**BRIEF:**
Reproduce verbatim the lines of the records below, from the first line through the line containing "modal-title: Create a", inclusive.

**MATERIAL FOR THE TASK:**
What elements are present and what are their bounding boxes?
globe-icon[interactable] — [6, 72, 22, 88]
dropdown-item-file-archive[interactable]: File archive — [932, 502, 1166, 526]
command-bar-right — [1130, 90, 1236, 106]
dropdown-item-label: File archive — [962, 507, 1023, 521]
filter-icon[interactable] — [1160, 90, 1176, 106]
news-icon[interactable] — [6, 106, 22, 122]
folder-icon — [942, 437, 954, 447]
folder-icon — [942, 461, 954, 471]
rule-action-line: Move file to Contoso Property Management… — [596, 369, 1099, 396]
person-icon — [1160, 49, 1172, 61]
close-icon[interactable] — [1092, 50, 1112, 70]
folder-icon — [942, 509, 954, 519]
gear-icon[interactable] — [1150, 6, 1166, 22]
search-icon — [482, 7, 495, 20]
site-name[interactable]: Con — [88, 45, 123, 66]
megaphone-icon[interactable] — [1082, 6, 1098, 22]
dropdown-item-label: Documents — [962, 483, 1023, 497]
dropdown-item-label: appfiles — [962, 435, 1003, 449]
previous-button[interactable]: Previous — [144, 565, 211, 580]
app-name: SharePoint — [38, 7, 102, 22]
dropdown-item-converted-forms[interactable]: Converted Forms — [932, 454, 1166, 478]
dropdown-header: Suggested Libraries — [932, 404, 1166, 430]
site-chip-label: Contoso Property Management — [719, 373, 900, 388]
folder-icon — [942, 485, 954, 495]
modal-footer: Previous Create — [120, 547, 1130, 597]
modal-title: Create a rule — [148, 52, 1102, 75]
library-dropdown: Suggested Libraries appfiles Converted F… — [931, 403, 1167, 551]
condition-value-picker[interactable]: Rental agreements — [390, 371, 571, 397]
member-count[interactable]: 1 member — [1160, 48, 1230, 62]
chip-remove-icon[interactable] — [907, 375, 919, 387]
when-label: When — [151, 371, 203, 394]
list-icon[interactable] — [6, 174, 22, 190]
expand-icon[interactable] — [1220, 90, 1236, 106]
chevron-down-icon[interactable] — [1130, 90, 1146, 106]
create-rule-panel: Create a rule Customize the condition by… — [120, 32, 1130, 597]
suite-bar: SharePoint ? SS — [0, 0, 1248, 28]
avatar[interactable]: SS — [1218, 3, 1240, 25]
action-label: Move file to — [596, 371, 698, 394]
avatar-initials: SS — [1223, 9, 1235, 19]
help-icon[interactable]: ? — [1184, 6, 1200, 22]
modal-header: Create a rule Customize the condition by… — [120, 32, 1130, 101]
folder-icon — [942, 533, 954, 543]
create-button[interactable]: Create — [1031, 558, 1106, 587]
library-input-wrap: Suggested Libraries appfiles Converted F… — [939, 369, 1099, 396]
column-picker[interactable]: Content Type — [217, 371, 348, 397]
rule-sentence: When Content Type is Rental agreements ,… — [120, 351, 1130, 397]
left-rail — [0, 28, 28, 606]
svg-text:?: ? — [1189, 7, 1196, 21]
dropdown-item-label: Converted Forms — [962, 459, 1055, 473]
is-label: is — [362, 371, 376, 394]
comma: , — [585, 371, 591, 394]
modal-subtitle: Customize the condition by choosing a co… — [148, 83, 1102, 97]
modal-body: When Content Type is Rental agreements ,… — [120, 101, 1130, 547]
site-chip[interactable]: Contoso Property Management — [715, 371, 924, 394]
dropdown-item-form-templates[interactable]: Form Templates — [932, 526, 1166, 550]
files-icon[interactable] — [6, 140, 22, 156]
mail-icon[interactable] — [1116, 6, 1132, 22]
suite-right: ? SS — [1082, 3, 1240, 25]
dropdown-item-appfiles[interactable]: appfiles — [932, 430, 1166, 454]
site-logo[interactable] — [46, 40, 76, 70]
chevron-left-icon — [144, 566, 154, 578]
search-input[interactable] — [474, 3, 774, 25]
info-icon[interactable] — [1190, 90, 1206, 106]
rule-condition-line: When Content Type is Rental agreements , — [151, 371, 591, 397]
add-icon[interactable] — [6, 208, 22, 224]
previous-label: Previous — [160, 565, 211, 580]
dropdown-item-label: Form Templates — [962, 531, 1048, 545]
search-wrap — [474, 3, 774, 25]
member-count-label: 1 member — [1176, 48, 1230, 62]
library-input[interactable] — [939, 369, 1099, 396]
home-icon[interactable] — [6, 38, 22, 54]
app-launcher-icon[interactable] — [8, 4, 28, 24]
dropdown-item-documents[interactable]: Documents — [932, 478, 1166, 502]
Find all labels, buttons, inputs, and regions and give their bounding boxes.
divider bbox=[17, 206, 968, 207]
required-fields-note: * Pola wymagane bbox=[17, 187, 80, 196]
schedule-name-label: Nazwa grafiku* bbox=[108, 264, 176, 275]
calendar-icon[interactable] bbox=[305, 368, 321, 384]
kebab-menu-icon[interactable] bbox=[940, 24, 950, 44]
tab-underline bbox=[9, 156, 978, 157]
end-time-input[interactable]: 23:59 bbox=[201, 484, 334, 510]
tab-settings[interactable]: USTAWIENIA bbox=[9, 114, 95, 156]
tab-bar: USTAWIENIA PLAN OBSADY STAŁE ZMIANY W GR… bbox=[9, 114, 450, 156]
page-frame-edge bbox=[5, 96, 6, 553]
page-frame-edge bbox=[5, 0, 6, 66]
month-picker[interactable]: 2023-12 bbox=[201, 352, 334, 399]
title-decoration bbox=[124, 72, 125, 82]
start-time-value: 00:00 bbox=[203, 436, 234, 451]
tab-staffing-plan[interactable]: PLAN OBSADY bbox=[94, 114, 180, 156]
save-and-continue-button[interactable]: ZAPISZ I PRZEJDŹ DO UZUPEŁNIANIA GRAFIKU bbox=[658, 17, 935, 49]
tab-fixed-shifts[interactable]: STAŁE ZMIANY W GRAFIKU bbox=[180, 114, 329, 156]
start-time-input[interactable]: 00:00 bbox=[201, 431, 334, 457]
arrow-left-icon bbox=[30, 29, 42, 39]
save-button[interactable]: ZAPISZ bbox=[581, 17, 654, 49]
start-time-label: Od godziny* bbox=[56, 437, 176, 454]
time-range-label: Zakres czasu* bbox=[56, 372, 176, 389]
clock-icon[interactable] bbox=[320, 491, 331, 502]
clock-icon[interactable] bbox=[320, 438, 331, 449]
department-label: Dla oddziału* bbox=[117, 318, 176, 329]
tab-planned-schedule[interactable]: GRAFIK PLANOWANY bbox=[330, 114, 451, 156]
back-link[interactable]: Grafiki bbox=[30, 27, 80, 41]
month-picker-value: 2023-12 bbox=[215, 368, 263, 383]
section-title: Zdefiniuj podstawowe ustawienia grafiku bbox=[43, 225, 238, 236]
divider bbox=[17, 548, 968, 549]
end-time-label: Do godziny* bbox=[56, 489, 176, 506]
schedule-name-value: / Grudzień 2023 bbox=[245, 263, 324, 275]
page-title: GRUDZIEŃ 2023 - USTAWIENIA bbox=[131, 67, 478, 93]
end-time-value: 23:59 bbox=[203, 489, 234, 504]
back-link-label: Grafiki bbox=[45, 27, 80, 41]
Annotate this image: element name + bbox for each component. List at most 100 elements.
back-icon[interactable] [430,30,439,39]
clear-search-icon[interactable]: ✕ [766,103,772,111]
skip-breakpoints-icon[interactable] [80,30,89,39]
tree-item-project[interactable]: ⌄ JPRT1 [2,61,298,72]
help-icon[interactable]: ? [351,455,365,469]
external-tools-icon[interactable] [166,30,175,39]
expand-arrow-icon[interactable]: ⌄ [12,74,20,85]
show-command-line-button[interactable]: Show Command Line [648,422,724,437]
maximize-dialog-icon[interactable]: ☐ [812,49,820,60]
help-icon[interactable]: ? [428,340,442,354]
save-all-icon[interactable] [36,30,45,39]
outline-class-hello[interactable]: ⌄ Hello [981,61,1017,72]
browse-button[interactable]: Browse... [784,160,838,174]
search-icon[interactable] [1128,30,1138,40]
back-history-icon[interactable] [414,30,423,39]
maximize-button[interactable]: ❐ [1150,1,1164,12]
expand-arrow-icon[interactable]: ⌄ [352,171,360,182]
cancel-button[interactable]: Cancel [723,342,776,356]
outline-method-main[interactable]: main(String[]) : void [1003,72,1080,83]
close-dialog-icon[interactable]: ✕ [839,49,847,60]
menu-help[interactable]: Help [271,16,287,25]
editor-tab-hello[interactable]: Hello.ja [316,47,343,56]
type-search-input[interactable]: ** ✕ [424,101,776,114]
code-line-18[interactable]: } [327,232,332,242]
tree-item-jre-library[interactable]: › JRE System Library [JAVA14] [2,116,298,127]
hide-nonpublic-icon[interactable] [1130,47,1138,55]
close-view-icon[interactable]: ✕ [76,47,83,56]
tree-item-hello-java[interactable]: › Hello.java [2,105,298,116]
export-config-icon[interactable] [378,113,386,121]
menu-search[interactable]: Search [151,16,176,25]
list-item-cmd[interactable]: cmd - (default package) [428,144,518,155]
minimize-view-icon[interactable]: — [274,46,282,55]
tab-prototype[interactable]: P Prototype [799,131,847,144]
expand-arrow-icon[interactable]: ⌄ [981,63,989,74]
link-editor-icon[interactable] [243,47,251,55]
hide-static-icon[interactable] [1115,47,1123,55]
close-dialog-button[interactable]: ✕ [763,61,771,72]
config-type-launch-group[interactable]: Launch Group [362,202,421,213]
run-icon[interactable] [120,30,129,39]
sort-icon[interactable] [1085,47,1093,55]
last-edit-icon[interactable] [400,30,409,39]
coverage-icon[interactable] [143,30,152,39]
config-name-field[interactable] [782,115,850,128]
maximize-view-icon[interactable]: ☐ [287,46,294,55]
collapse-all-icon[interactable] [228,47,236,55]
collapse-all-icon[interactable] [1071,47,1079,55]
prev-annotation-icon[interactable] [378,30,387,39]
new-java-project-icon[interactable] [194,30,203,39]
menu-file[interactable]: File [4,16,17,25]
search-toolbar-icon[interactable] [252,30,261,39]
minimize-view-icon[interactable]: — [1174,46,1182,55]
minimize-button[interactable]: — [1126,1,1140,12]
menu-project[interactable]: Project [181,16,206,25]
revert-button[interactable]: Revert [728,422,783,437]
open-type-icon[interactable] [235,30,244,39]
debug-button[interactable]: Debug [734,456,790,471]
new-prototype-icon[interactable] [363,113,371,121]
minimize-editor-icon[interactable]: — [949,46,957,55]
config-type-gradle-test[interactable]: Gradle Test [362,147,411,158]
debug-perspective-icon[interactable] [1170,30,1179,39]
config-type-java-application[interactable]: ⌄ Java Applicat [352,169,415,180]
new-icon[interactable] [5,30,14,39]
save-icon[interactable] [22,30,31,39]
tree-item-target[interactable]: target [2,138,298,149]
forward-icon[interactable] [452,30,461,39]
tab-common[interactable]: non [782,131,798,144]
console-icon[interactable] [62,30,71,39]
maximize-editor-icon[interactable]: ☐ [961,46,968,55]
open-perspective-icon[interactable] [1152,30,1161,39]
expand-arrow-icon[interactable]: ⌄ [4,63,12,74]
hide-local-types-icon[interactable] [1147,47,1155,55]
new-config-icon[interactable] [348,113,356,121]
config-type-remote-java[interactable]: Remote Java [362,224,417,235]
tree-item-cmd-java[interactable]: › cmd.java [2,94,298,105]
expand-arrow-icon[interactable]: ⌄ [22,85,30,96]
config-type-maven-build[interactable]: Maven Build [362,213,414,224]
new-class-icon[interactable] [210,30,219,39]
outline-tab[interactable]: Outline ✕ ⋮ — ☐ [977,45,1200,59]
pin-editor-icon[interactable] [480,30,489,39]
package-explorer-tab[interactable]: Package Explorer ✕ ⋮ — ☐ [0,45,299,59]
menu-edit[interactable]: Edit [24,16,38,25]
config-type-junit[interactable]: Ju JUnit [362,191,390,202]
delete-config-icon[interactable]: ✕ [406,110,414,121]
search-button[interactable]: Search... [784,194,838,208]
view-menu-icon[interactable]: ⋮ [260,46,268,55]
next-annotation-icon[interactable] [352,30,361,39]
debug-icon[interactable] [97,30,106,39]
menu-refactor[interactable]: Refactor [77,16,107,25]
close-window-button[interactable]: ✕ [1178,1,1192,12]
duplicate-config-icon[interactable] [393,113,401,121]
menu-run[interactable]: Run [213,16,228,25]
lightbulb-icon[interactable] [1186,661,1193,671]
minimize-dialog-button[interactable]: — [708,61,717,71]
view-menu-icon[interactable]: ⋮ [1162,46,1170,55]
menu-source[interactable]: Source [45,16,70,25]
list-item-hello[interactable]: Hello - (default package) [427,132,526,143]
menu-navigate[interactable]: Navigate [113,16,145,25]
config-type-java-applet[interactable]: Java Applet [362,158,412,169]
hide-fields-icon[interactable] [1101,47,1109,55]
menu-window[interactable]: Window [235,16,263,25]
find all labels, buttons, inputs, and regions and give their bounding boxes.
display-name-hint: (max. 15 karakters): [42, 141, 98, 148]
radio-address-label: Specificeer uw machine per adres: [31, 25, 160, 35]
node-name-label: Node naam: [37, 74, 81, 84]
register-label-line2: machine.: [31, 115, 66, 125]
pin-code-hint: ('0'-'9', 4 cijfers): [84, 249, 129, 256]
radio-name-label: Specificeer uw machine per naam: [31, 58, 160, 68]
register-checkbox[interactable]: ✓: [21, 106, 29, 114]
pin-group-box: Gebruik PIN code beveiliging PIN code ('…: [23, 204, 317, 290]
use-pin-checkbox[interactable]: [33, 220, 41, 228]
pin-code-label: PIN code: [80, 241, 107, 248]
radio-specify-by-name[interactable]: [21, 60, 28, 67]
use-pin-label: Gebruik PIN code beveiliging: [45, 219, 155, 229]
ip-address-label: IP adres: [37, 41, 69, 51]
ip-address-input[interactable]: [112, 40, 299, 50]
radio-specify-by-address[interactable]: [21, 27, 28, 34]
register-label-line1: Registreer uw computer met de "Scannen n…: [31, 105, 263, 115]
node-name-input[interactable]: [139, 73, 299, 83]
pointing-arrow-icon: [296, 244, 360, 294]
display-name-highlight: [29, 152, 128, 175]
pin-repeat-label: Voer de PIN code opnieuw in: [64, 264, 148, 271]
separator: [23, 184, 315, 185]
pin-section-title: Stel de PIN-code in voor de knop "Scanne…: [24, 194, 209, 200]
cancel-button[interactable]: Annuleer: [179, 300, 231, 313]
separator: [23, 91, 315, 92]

**EXERCISE RESPONSE:**
What elements are present and what are their bounding boxes?
globe-icon[interactable] — [6, 72, 22, 88]
dropdown-item-file-archive[interactable]: File archive — [932, 502, 1166, 526]
command-bar-right — [1130, 90, 1236, 106]
dropdown-item-label: File archive — [962, 507, 1023, 521]
filter-icon[interactable] — [1160, 90, 1176, 106]
news-icon[interactable] — [6, 106, 22, 122]
folder-icon — [942, 437, 954, 447]
folder-icon — [942, 461, 954, 471]
rule-action-line: Move file to Contoso Property Management… — [596, 369, 1099, 396]
person-icon — [1160, 49, 1172, 61]
close-icon[interactable] — [1092, 50, 1112, 70]
folder-icon — [942, 509, 954, 519]
gear-icon[interactable] — [1150, 6, 1166, 22]
search-icon — [482, 7, 495, 20]
site-name[interactable]: Con — [88, 45, 123, 66]
megaphone-icon[interactable] — [1082, 6, 1098, 22]
dropdown-item-label: Documents — [962, 483, 1023, 497]
dropdown-item-label: appfiles — [962, 435, 1003, 449]
previous-button[interactable]: Previous — [144, 565, 211, 580]
app-name: SharePoint — [38, 7, 102, 22]
dropdown-item-converted-forms[interactable]: Converted Forms — [932, 454, 1166, 478]
dropdown-header: Suggested Libraries — [932, 404, 1166, 430]
site-chip-label: Contoso Property Management — [719, 373, 900, 388]
folder-icon — [942, 485, 954, 495]
modal-footer: Previous Create — [120, 547, 1130, 597]
modal-title: Create a rule — [148, 52, 1102, 75]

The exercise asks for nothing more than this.